Library UniMath.CategoryTheory.Monics

Monics

Definitions of Monics
Construction of the subcategory of Monics
Construction of monics in functor categories

Require Import UniMath.Foundations.PartD.
Require Import UniMath.Foundations.Propositions.
Require Import UniMath.Foundations.Sets.

Require Import UniMath.CategoryTheory.Core.Categories.
Require Import UniMath.CategoryTheory.Core.Isos.
Require Import UniMath.CategoryTheory.Core.NaturalTransformations.
Require Import UniMath.CategoryTheory.FunctorCategory.
Require Import UniMath.CategoryTheory.Subcategory.Core.
Require Import UniMath.CategoryTheory.Core.Functors.

Local Open Scope cat.

Definition of Monics

Section def_monic.

Variable C : category.
Let hs : has_homsets C := homset_property C.

Definition and construction of isMonic.

  Definition isMonic {y z : C} (f : y --> z) : UU :=
    ∏ (x : C) (g h : x --> y ), g · f = h · f -> g = h.

  Definition make_isMonic {y z : C} (f : y --> z)
             (H : ∏ (x : C) (g h : x --> y ), g · f = h · f -> g = h) : isMonic f := H.

  Lemma isapropisMonic {y z : C} (f : y --> z) : isaprop (isMonic f).
  Show proof.

    apply impred_isaprop; intros t.
    apply impred_isaprop; intros g.
    apply impred_isaprop; intros h.
    apply impred_isaprop; intros H.
    apply hs.

Definition and construction of Monic.

Definition Monic (y z : C) : UU := ∑ f : y --> z , isMonic f.

Definition make_Monic {y z : C} (f : y --> z) (H : isMonic f) : Monic y z := tpair _ f H.

Gets the arrow out of Monic.

  Definition MonicArrow {y z : C} (M : Monic y z) : C ⟦y , z ⟧ := pr1 M.

▸ **Set exercise A**
Translate the sentence "Gets the arrow out of Monic." from the UniMath Monics page into French.
▸ **Set exercise B**
According to the UniMath Monics page, which scope is opened with the command Local Open Scope?
▸ **Set exercise C**
Carry on the UniMath Monics page from its final line.

▸ **Element box annotations**

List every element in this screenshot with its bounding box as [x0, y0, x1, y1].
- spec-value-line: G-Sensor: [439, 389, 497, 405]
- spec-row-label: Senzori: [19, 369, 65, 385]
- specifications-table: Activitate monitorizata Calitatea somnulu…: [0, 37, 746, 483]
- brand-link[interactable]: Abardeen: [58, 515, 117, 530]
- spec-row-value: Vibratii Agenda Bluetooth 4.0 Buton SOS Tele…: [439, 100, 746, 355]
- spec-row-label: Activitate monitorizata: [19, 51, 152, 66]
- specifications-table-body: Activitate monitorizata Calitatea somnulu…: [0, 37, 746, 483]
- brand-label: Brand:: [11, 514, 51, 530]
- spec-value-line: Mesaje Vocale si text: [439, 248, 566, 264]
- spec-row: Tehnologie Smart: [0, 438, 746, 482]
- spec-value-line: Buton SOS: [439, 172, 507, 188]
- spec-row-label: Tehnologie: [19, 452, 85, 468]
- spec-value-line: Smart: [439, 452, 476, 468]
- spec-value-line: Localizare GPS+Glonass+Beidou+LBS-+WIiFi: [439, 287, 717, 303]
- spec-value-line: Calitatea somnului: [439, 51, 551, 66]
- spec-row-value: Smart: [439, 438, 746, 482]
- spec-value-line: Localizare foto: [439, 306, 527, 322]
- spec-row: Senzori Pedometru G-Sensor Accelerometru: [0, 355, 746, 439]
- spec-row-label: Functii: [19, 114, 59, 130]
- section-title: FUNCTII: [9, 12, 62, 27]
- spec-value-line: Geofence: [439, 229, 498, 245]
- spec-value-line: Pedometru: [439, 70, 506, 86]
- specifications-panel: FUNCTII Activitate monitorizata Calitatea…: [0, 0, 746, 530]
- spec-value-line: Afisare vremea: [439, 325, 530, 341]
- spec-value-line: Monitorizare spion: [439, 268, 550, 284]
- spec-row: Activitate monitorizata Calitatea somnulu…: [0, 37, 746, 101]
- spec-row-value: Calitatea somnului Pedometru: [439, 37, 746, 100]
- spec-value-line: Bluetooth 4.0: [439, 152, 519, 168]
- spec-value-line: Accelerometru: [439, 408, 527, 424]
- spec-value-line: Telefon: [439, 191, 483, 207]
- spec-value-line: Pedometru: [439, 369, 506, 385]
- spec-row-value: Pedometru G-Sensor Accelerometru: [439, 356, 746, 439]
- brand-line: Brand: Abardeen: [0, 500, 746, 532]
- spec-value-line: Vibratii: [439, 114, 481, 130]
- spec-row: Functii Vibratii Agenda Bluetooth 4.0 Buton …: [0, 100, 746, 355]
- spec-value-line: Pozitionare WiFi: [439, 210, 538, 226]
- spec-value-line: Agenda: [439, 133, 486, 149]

▸ **Final answer A**
Extrait la flèche de Monic.

▸ **Final answer B**
The cat scope.

▸ **Final answer C**
  Coercion MonicArrow : Monic >-> precategory_morphisms.

  Definition MonicisMonic {y z : C} (M : Monic y z) : isMonic M := pr2 M.

Isomorphism to isMonic and Monic.

Lemma is_iso_isMonic {y x : C} (f : y --> x) (H : is_z_isomorphism f) : isMonic f.
Show proof.

    apply make_isMonic.
    intros z g h X.
    apply (post_comp_with_z_iso_is_inj H).
    exact X.

Lemma is_iso_Monic {y x : C} (f : y --> x) (H : is_z_isomorphism f) : Monic y x.
Show proof.

apply (make_Monic f (is_iso_isMonic f H)).

Identity to isMonic and Monic.

Lemma identity_isMonic {x : C} : isMonic (identity x).
Show proof.

apply (is_iso_isMonic (identity x) (is_z_isomorphism_identity x)).

Lemma identity_Monic {x : C} : Monic x x.
Show proof.

exact (tpair _ (identity x) (identity_isMonic)).

Composition of isMonics and Monics.

  Definition isMonic_comp {x y z : C} (f : x --> y) (g : y --> z) :
    isMonic f -> isMonic g -> isMonic (f · g).
  Show proof.

intros X X0. apply make_isMonic. intros x0 g0 h X1.
repeat rewrite assoc in X1. apply X0 in X1. apply X in X1. apply X1.

Definition Monic_comp {x y z : C} (M1 : Monic x y) (M2 : Monic y z) :
Monic x z := tpair _ (M1 · M2) (isMonic_comp M1 M2 (pr2 M1) (pr2 M2)).

If precomposition of g with f is a monic, then f is a monic.

  Definition isMonic_postcomp {x y z : C} (f : x --> y) (g : y --> z) :
    isMonic (f · g) -> isMonic f.
  Show proof.

    intros X. intros w φ ψ H.
    apply (maponpaths (λ f', f' · g)) in H.
    repeat rewrite <- assoc in H.
    apply (X w _ _ H).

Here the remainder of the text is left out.